# DATA ROWS
--------------------------------------------------

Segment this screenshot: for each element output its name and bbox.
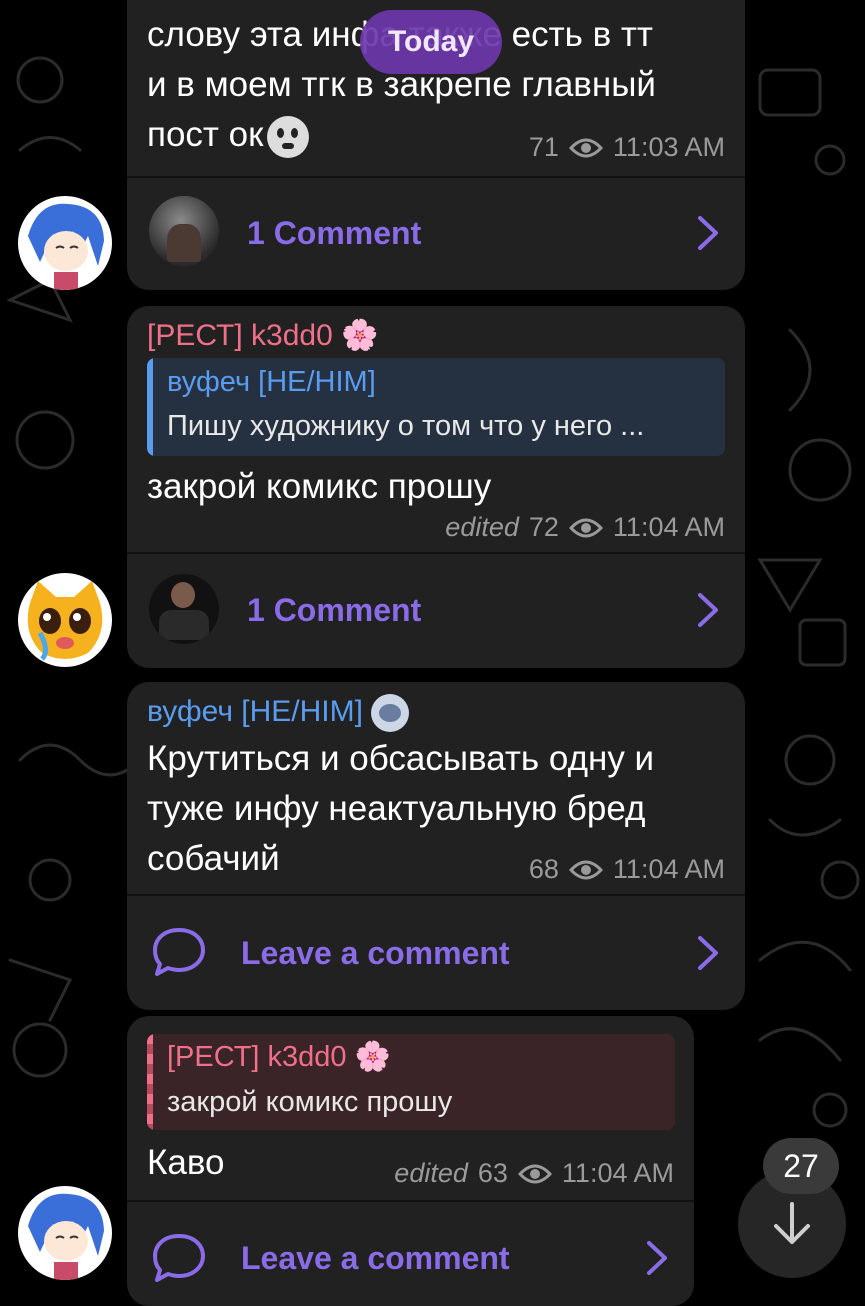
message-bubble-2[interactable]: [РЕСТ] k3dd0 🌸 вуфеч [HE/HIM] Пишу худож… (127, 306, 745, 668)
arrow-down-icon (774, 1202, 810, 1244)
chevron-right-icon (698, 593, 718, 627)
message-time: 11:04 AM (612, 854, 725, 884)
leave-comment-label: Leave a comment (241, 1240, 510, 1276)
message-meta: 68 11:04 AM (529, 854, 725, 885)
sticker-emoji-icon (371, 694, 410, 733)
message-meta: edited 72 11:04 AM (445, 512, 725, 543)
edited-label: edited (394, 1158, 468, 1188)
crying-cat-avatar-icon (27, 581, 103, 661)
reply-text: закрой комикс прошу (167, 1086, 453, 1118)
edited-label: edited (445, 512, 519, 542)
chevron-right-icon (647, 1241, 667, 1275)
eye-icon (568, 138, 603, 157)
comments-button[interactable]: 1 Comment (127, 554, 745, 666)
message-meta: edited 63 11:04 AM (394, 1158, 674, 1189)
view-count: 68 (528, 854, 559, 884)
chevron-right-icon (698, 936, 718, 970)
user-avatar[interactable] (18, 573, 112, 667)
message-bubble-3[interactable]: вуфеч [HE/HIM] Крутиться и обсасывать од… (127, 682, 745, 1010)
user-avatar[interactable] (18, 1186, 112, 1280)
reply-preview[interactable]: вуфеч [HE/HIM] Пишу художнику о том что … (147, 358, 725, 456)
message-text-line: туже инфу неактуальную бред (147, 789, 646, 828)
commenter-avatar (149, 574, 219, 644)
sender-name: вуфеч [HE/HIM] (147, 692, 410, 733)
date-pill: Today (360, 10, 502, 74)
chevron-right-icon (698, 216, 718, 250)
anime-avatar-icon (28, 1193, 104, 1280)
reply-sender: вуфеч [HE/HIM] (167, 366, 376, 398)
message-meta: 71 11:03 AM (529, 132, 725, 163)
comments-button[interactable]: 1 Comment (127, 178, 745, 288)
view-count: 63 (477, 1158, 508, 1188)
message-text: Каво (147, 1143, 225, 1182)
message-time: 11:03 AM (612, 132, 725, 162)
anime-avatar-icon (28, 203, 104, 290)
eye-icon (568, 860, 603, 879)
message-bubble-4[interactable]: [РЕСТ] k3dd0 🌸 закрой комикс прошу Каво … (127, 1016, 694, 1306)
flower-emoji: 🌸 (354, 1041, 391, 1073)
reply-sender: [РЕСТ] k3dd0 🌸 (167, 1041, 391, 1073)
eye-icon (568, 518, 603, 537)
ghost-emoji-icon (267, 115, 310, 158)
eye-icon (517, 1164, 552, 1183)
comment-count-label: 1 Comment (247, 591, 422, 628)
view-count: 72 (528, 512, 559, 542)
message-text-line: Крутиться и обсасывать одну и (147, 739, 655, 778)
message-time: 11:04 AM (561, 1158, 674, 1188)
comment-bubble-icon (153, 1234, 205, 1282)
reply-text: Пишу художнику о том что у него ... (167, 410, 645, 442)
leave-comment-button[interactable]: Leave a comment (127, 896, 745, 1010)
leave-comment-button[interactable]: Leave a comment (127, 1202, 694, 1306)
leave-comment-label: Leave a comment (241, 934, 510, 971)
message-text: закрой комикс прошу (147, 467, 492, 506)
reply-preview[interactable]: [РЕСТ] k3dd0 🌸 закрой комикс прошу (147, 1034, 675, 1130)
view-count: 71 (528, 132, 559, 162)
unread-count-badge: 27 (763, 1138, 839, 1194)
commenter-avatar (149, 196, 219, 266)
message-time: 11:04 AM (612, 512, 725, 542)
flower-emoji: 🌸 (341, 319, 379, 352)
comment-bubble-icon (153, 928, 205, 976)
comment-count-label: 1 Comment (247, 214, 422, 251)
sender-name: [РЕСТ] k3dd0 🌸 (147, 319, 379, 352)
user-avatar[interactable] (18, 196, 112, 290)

--------------------------------------------------

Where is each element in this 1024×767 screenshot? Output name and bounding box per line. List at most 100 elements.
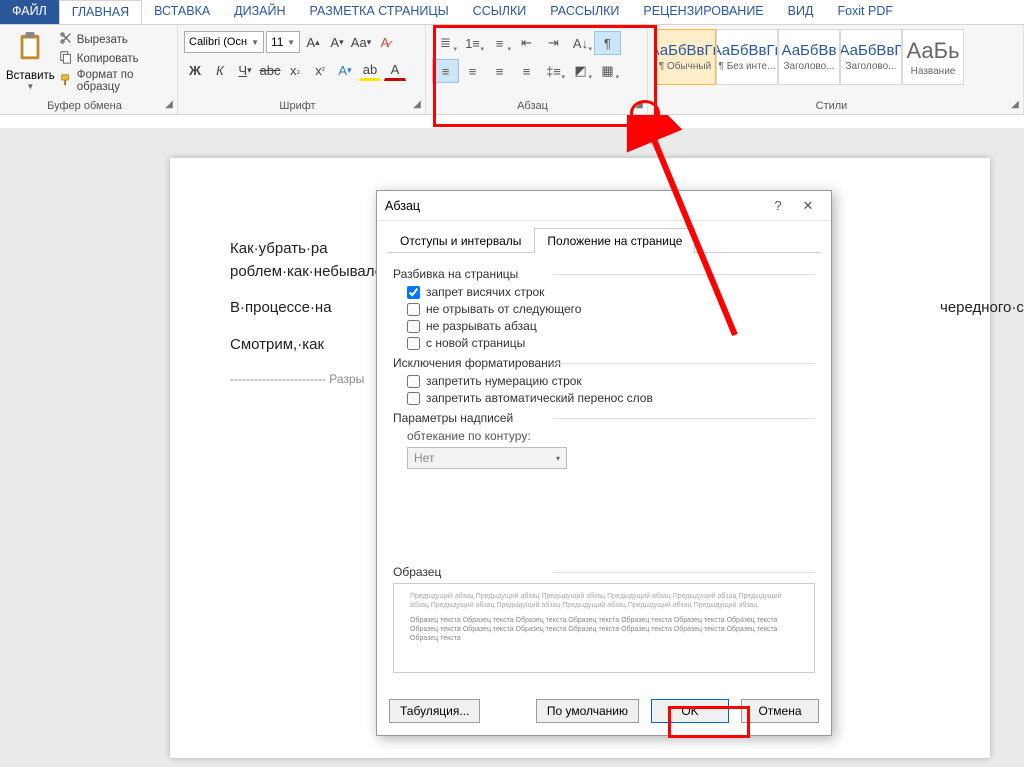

--------------------------------------------------

# WHAT IS ASKED
Reproduce the data word for word, from the line containing "Segment this screenshot: for" through the line containing "user-avatar[interactable] (18, 1186, 112, 1280)", including both of those lines. Omit the pictures.

# RESULT FOR THIS TASK
Segment this screenshot: for each element output its name and bbox.
message-bubble-2[interactable]: [РЕСТ] k3dd0 🌸 вуфеч [HE/HIM] Пишу худож… (127, 306, 745, 668)
arrow-down-icon (774, 1202, 810, 1244)
chevron-right-icon (698, 593, 718, 627)
message-time: 11:04 AM (612, 854, 725, 884)
leave-comment-label: Leave a comment (241, 1240, 510, 1276)
message-meta: 68 11:04 AM (529, 854, 725, 885)
sticker-emoji-icon (371, 694, 410, 733)
message-meta: edited 72 11:04 AM (445, 512, 725, 543)
edited-label: edited (394, 1158, 468, 1188)
crying-cat-avatar-icon (27, 581, 103, 661)
reply-text: закрой комикс прошу (167, 1086, 453, 1118)
edited-label: edited (445, 512, 519, 542)
chevron-right-icon (647, 1241, 667, 1275)
eye-icon (568, 138, 603, 157)
comments-button[interactable]: 1 Comment (127, 554, 745, 666)
message-meta: edited 63 11:04 AM (394, 1158, 674, 1189)
view-count: 68 (528, 854, 559, 884)
chevron-right-icon (698, 936, 718, 970)
user-avatar[interactable] (18, 573, 112, 667)
message-bubble-3[interactable]: вуфеч [HE/HIM] Крутиться и обсасывать од… (127, 682, 745, 1010)
user-avatar[interactable] (18, 1186, 112, 1280)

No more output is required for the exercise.